▶ [WHAT YOU WILL DO]:
Below is a set of records. Repeat all of them exactly.

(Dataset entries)
════════════════════

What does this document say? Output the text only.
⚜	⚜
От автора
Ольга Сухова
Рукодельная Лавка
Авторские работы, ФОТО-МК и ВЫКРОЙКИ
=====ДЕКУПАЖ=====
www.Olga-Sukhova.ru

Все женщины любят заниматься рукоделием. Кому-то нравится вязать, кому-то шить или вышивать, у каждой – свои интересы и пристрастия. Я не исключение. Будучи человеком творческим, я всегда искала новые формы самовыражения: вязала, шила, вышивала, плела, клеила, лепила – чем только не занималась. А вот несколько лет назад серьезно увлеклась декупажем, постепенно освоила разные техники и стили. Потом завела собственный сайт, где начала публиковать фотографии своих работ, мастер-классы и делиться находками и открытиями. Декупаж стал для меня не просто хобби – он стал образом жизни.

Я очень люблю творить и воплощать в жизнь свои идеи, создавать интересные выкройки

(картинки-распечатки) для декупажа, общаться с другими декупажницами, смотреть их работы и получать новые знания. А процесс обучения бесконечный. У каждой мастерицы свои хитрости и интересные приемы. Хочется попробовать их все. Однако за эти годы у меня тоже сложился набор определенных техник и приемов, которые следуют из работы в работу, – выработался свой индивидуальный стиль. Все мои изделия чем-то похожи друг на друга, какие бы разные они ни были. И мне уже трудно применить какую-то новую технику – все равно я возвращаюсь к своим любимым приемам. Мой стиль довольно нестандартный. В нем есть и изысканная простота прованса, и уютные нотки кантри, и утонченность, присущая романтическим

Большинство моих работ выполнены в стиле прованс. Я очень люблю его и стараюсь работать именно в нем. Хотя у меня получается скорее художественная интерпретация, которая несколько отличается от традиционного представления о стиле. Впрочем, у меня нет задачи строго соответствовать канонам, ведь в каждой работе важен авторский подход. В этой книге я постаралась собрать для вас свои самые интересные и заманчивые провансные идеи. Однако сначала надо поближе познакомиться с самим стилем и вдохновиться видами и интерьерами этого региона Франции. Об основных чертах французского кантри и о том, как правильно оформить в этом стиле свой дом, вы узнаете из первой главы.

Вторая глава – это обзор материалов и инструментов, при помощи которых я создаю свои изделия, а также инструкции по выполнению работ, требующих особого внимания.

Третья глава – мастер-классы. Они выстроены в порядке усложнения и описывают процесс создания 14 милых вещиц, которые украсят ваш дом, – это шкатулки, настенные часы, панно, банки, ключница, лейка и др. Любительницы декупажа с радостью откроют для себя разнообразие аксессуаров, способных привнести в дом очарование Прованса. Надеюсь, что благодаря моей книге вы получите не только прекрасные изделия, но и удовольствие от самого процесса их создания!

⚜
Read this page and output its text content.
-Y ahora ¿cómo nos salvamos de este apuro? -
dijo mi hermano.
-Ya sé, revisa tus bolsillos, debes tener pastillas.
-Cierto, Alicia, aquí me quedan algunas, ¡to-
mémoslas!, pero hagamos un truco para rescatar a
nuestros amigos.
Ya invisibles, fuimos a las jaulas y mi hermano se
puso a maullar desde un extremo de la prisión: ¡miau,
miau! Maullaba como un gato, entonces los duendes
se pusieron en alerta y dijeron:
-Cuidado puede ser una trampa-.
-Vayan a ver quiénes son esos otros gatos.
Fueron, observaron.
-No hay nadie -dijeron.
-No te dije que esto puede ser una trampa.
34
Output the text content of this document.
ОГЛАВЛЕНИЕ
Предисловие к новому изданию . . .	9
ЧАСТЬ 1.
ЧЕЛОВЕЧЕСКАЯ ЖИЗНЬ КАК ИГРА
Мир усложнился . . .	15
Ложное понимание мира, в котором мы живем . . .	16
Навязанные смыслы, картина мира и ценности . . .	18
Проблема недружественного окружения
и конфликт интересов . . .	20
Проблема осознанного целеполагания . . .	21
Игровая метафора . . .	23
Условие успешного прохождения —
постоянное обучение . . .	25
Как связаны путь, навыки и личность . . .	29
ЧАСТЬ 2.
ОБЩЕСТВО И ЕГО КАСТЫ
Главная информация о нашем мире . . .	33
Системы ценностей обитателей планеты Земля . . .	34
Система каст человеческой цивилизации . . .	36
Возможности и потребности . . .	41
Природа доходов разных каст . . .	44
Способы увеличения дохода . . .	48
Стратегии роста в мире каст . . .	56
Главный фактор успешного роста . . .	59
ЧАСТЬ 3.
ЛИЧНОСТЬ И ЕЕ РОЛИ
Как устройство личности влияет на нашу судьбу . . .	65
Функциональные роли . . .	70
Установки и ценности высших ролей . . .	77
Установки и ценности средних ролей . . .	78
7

════════════════════

▶ [TASK ANSWER]:
What does this document say? Output the text only.
⚜	⚜
От автора
Ольга Сухова
Рукодельная Лавка
Авторские работы, ФОТО-МК и ВЫКРОЙКИ
=====ДЕКУПАЖ=====
www.Olga-Sukhova.ru

Все женщины любят заниматься рукоделием. Кому-то нравится вязать, кому-то шить или вышивать, у каждой – свои интересы и пристрастия. Я не исключение. Будучи человеком творческим, я всегда искала новые формы самовыражения: вязала, шила, вышивала, плела, клеила, лепила – чем только не занималась. А вот несколько лет назад серьезно увлеклась декупажем, постепенно освоила разные техники и стили. Потом завела собственный сайт, где начала публиковать фотографии своих работ, мастер-классы и делиться находками и открытиями. Декупаж стал для меня не просто хобби – он стал образом жизни.

Я очень люблю творить и воплощать в жизнь свои идеи, создавать интересные выкройки

(картинки-распечатки) для декупажа, общаться с другими декупажницами, смотреть их работы и получать новые знания. А процесс обучения бесконечный. У каждой мастерицы свои хитрости и интересные приемы. Хочется попробовать их все. Однако за эти годы у меня тоже сложился набор определенных техник и приемов, которые следуют из работы в работу, – выработался свой индивидуальный стиль. Все мои изделия чем-то похожи друг на друга, какие бы разные они ни были. И мне уже трудно применить какую-то новую технику – все равно я возвращаюсь к своим любимым приемам. Мой стиль довольно нестандартный. В нем есть и изысканная простота прованса, и уютные нотки кантри, и утонченность, присущая романтическим

Большинство моих работ выполнены в стиле прованс. Я очень люблю его и стараюсь работать именно в нем. Хотя у меня получается скорее художественная интерпретация, которая несколько отличается от традиционного представления о стиле. Впрочем, у меня нет задачи строго соответствовать канонам, ведь в каждой работе важен авторский подход. В этой книге я постаралась собрать для вас свои самые интересные и заманчивые провансные идеи. Однако сначала надо поближе познакомиться с самим стилем и вдохновиться видами и интерьерами этого региона Франции. Об основных чертах французского кантри и о том, как правильно оформить в этом стиле свой дом, вы узнаете из первой главы.

Вторая глава – это обзор материалов и инструментов, при помощи которых я создаю свои изделия, а также инструкции по выполнению работ, требующих особого внимания.

Третья глава – мастер-классы. Они выстроены в порядке усложнения и описывают процесс создания 14 милых вещиц, которые украсят ваш дом, – это шкатулки, настенные часы, панно, банки, ключница, лейка и др. Любительницы декупажа с радостью откроют для себя разнообразие аксессуаров, способных привнести в дом очарование Прованса. Надеюсь, что благодаря моей книге вы получите не только прекрасные изделия, но и удовольствие от самого процесса их создания!

⚜
Read this page and output its text content.
-Y ahora ¿cómo nos salvamos de este apuro? -
dijo mi hermano.
-Ya sé, revisa tus bolsillos, debes tener pastillas.
-Cierto, Alicia, aquí me quedan algunas, ¡to-
mémoslas!, pero hagamos un truco para rescatar a
nuestros amigos.
Ya invisibles, fuimos a las jaulas y mi hermano se
puso a maullar desde un extremo de la prisión: ¡miau,
miau! Maullaba como un gato, entonces los duendes
se pusieron en alerta y dijeron:
-Cuidado puede ser una trampa-.
-Vayan a ver quiénes son esos otros gatos.
Fueron, observaron.
-No hay nadie -dijeron.
-No te dije que esto puede ser una trampa.
34
Output the text content of this document.
ОГЛАВЛЕНИЕ
Предисловие к новому изданию . . .	9
ЧАСТЬ 1.
ЧЕЛОВЕЧЕСКАЯ ЖИЗНЬ КАК ИГРА
Мир усложнился . . .	15
Ложное понимание мира, в котором мы живем . . .	16
Навязанные смыслы, картина мира и ценности . . .	18
Проблема недружественного окружения
и конфликт интересов . . .	20
Проблема осознанного целеполагания . . .	21
Игровая метафора . . .	23
Условие успешного прохождения —
постоянное обучение . . .	25
Как связаны путь, навыки и личность . . .	29
ЧАСТЬ 2.
ОБЩЕСТВО И ЕГО КАСТЫ
Главная информация о нашем мире . . .	33
Системы ценностей обитателей планеты Земля . . .	34
Система каст человеческой цивилизации . . .	36
Возможности и потребности . . .	41
Природа доходов разных каст . . .	44
Способы увеличения дохода . . .	48
Стратегии роста в мире каст . . .	56
Главный фактор успешного роста . . .	59
ЧАСТЬ 3.
ЛИЧНОСТЬ И ЕЕ РОЛИ
Как устройство личности влияет на нашу судьбу . . .	65
Функциональные роли . . .	70
Установки и ценности высших ролей . . .	77
Установки и ценности средних ролей . . .	78
7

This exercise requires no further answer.